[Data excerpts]
------------------------------------------------------------

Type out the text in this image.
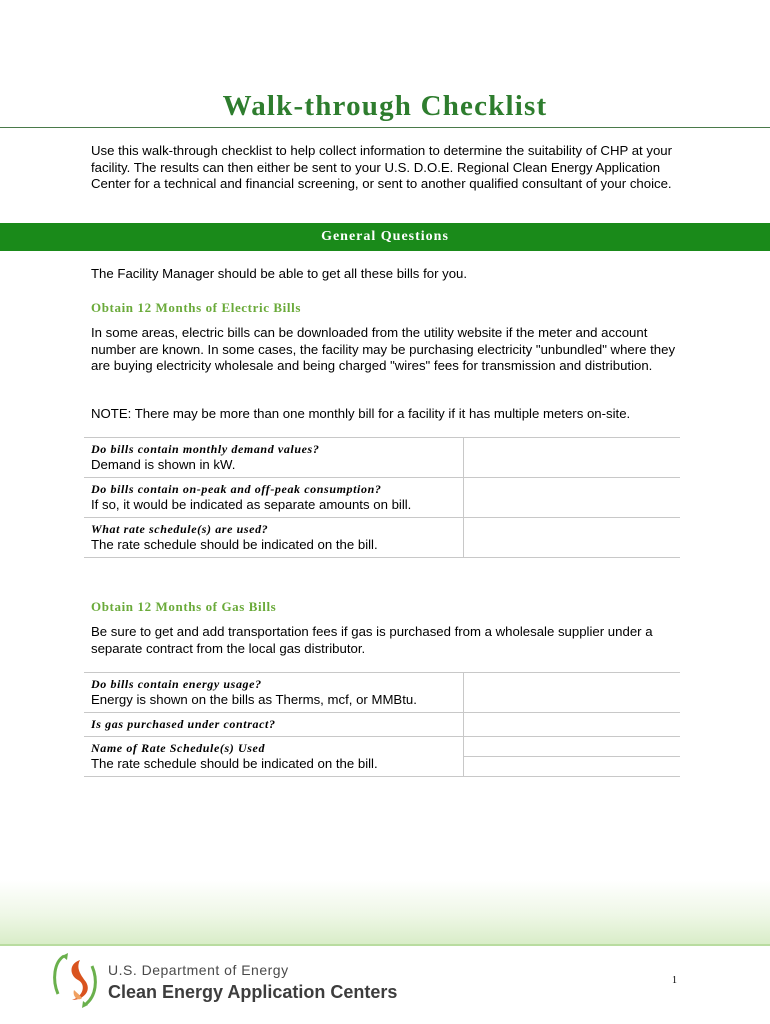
Walk-through Checklist
Use this walk-through checklist to help collect information to determine the suitability of CHP at your facility. The results can then either be sent to your U.S. D.O.E. Regional Clean Energy Application Center for a technical and financial screening, or sent to another qualified consultant of your choice.
General Questions
The Facility Manager should be able to get all these bills for you.
Obtain 12 Months of Electric Bills
In some areas, electric bills can be downloaded from the utility website if the meter and account number are known. In some cases, the facility may be purchasing electricity "unbundled" where they are buying electricity wholesale and being charged "wires" fees for transmission and distribution.
NOTE: There may be more than one monthly bill for a facility if it has multiple meters on-site.
Do bills contain monthly demand values?
Demand is shown in kW.
Do bills contain on-peak and off-peak consumption?
If so, it would be indicated as separate amounts on bill.
What rate schedule(s) are used?
The rate schedule should be indicated on the bill.
Obtain 12 Months of Gas Bills
Be sure to get and add transportation fees if gas is purchased from a wholesale supplier under a separate contract from the local gas distributor.
Do bills contain energy usage?
Energy is shown on the bills as Therms, mcf, or MMBtu.
Is gas purchased under contract?
Name of Rate Schedule(s) Used
The rate schedule should be indicated on the bill.
U.S. Department of Energy
Clean Energy Application Centers
1
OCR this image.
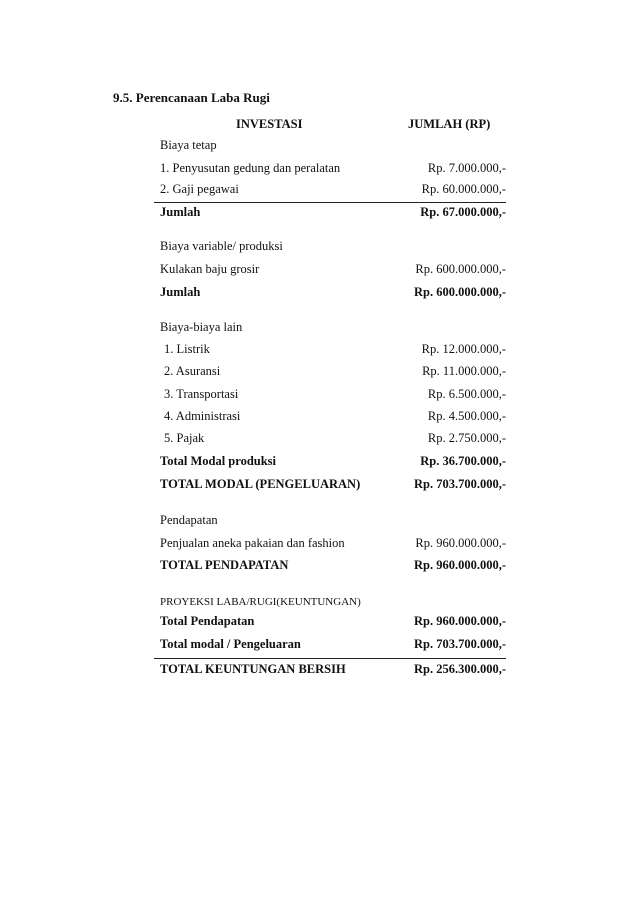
9.5. Perencanaan Laba Rugi
INVESTASI	JUMLAH (RP)
Biaya tetap
1. Penyusutan gedung dan peralatan	Rp. 7.000.000,-
2. Gaji pegawai	Rp. 60.000.000,-
Jumlah	Rp. 67.000.000,-
Biaya variable/ produksi
Kulakan baju grosir	Rp. 600.000.000,-
Jumlah	Rp. 600.000.000,-
Biaya-biaya lain
1. Listrik	Rp. 12.000.000,-
2. Asuransi	Rp. 11.000.000,-
3. Transportasi	Rp. 6.500.000,-
4. Administrasi	Rp. 4.500.000,-
5. Pajak	Rp. 2.750.000,-
Total Modal produksi	Rp. 36.700.000,-
TOTAL MODAL (PENGELUARAN)	Rp. 703.700.000,-
Pendapatan
Penjualan aneka pakaian dan fashion	Rp. 960.000.000,-
TOTAL PENDAPATAN	Rp. 960.000.000,-
PROYEKSI LABA/RUGI(KEUNTUNGAN)
Total Pendapatan	Rp. 960.000.000,-
Total modal / Pengeluaran	Rp. 703.700.000,-
TOTAL KEUNTUNGAN BERSIH	Rp. 256.300.000,-
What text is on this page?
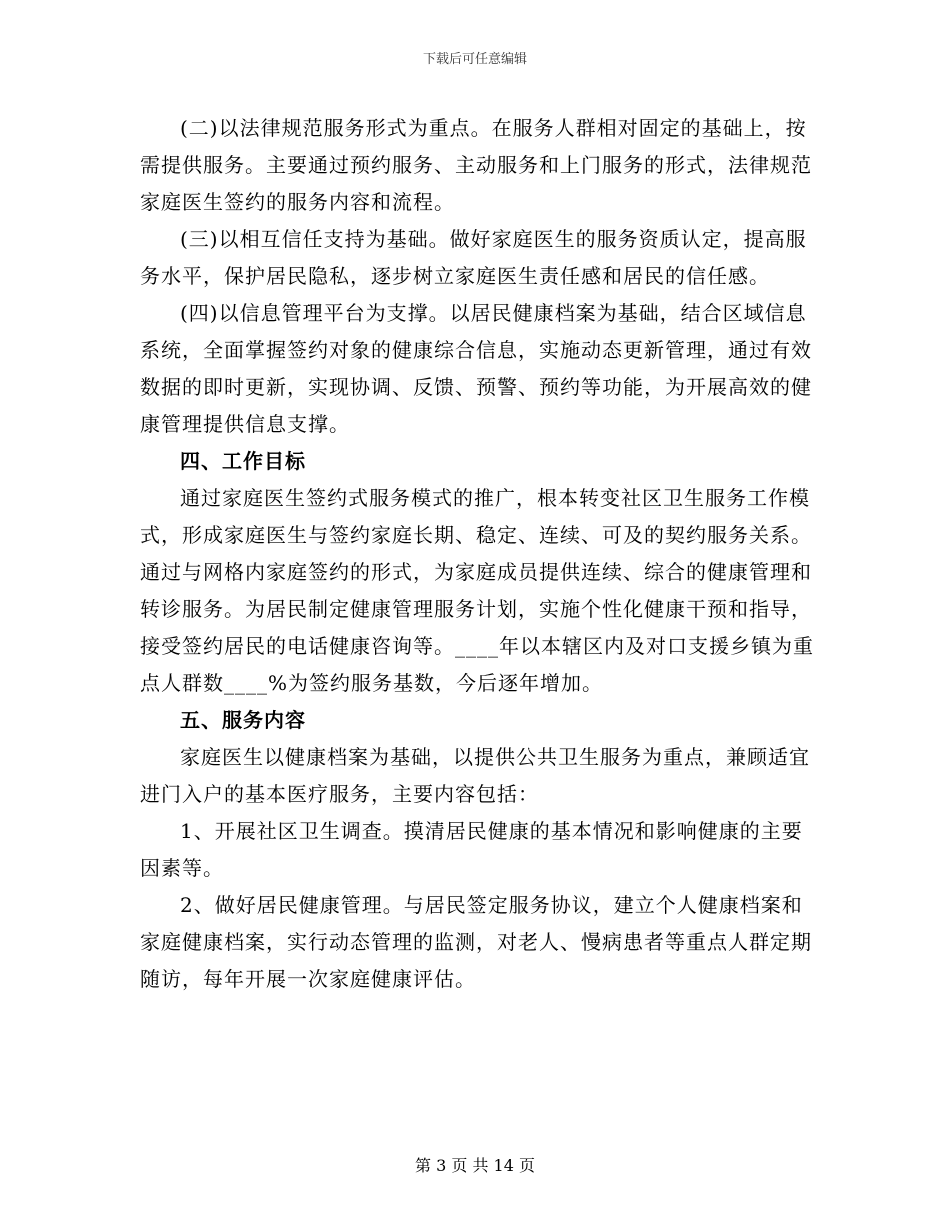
下载后可任意编辑

(二)以法律规范服务形式为重点。在服务人群相对固定的基础上，按需提供服务。主要通过预约服务、主动服务和上门服务的形式，法律规范家庭医生签约的服务内容和流程。

(三)以相互信任支持为基础。做好家庭医生的服务资质认定，提高服务水平，保护居民隐私，逐步树立家庭医生责任感和居民的信任感。

(四)以信息管理平台为支撑。以居民健康档案为基础，结合区域信息系统，全面掌握签约对象的健康综合信息，实施动态更新管理，通过有效数据的即时更新，实现协调、反馈、预警、预约等功能，为开展高效的健康管理提供信息支撑。

四、工作目标

通过家庭医生签约式服务模式的推广，根本转变社区卫生服务工作模式，形成家庭医生与签约家庭长期、稳定、连续、可及的契约服务关系。通过与网格内家庭签约的形式，为家庭成员提供连续、综合的健康管理和转诊服务。为居民制定健康管理服务计划，实施个性化健康干预和指导，接受签约居民的电话健康咨询等。____年以本辖区内及对口支援乡镇为重点人群数____%为签约服务基数，今后逐年增加。

五、服务内容

家庭医生以健康档案为基础，以提供公共卫生服务为重点，兼顾适宜进门入户的基本医疗服务，主要内容包括：

1、开展社区卫生调查。摸清居民健康的基本情况和影响健康的主要因素等。

2、做好居民健康管理。与居民签定服务协议，建立个人健康档案和家庭健康档案，实行动态管理的监测，对老人、慢病患者等重点人群定期随访，每年开展一次家庭健康评估。

第 3 页 共 14 页
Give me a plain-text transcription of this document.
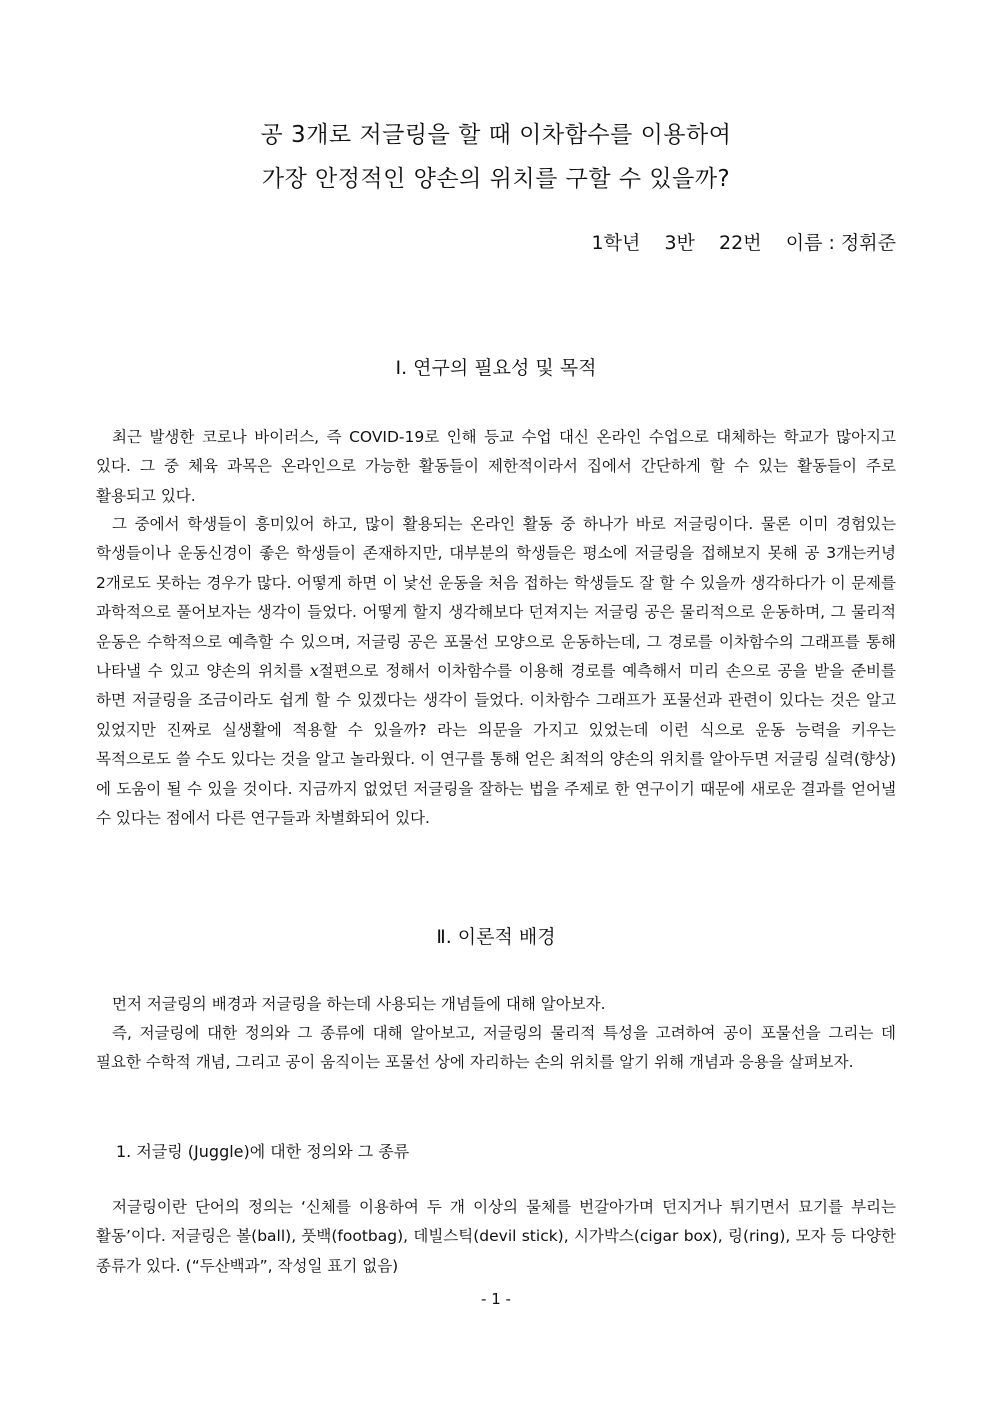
공 3개로 저글링을 할 때 이차함수를 이용하여
가장 안정적인 양손의 위치를 구할 수 있을까?
1학년    3반    22번    이름 : 정휘준
Ⅰ. 연구의 필요성 및 목적

최근 발생한 코로나 바이러스, 즉 COVID-19로 인해 등교 수업 대신 온라인 수업으로 대체하는 학교가 많아지고 있다. 그 중 체육 과목은 온라인으로 가능한 활동들이 제한적이라서 집에서 간단하게 할 수 있는 활동들이 주로 활용되고 있다.

그 중에서 학생들이 흥미있어 하고, 많이 활용되는 온라인 활동 중 하나가 바로 저글링이다. 물론 이미 경험있는 학생들이나 운동신경이 좋은 학생들이 존재하지만, 대부분의 학생들은 평소에 저글링을 접해보지 못해 공 3개는커녕 2개로도 못하는 경우가 많다. 어떻게 하면 이 낯선 운동을 처음 접하는 학생들도 잘 할 수 있을까 생각하다가 이 문제를 과학적으로 풀어보자는 생각이 들었다. 어떻게 할지 생각해보다 던져지는 저글링 공은 물리적으로 운동하며, 그 물리적 운동은 수학적으로 예측할 수 있으며, 저글링 공은 포물선 모양으로 운동하는데, 그 경로를 이차함수의 그래프를 통해 나타낼 수 있고 양손의 위치를 x절편으로 정해서 이차함수를 이용해 경로를 예측해서 미리 손으로 공을 받을 준비를 하면 저글링을 조금이라도 쉽게 할 수 있겠다는 생각이 들었다. 이차함수 그래프가 포물선과 관련이 있다는 것은 알고 있었지만 진짜로 실생활에 적용할 수 있을까? 라는 의문을 가지고 있었는데 이런 식으로 운동 능력을 키우는 목적으로도 쓸 수도 있다는 것을 알고 놀라웠다. 이 연구를 통해 얻은 최적의 양손의 위치를 알아두면 저글링 실력(향상)에 도움이 될 수 있을 것이다. 지금까지 없었던 저글링을 잘하는 법을 주제로 한 연구이기 때문에 새로운 결과를 얻어낼 수 있다는 점에서 다른 연구들과 차별화되어 있다.

Ⅱ. 이론적 배경

먼저 저글링의 배경과 저글링을 하는데 사용되는 개념들에 대해 알아보자.

즉, 저글링에 대한 정의와 그 종류에 대해 알아보고, 저글링의 물리적 특성을 고려하여 공이 포물선을 그리는 데 필요한 수학적 개념, 그리고 공이 움직이는 포물선 상에 자리하는 손의 위치를 알기 위해 개념과 응용을 살펴보자.

1. 저글링 (Juggle)에 대한 정의와 그 종류

저글링이란 단어의 정의는 ‘신체를 이용하여 두 개 이상의 물체를 번갈아가며 던지거나 튀기면서 묘기를 부리는 활동’이다. 저글링은 볼(ball), 풋백(footbag), 데빌스틱(devil stick), 시가박스(cigar box), 링(ring), 모자 등 다양한 종류가 있다. (“두산백과”, 작성일 표기 없음)

- 1 -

------------------------------------------------------------

» **EXERCISE REQUIREMENTS**:
Reply with nothing but a number: how many lines of the entries above contain the string "separate"?

» **FULL OUTPUT**:
2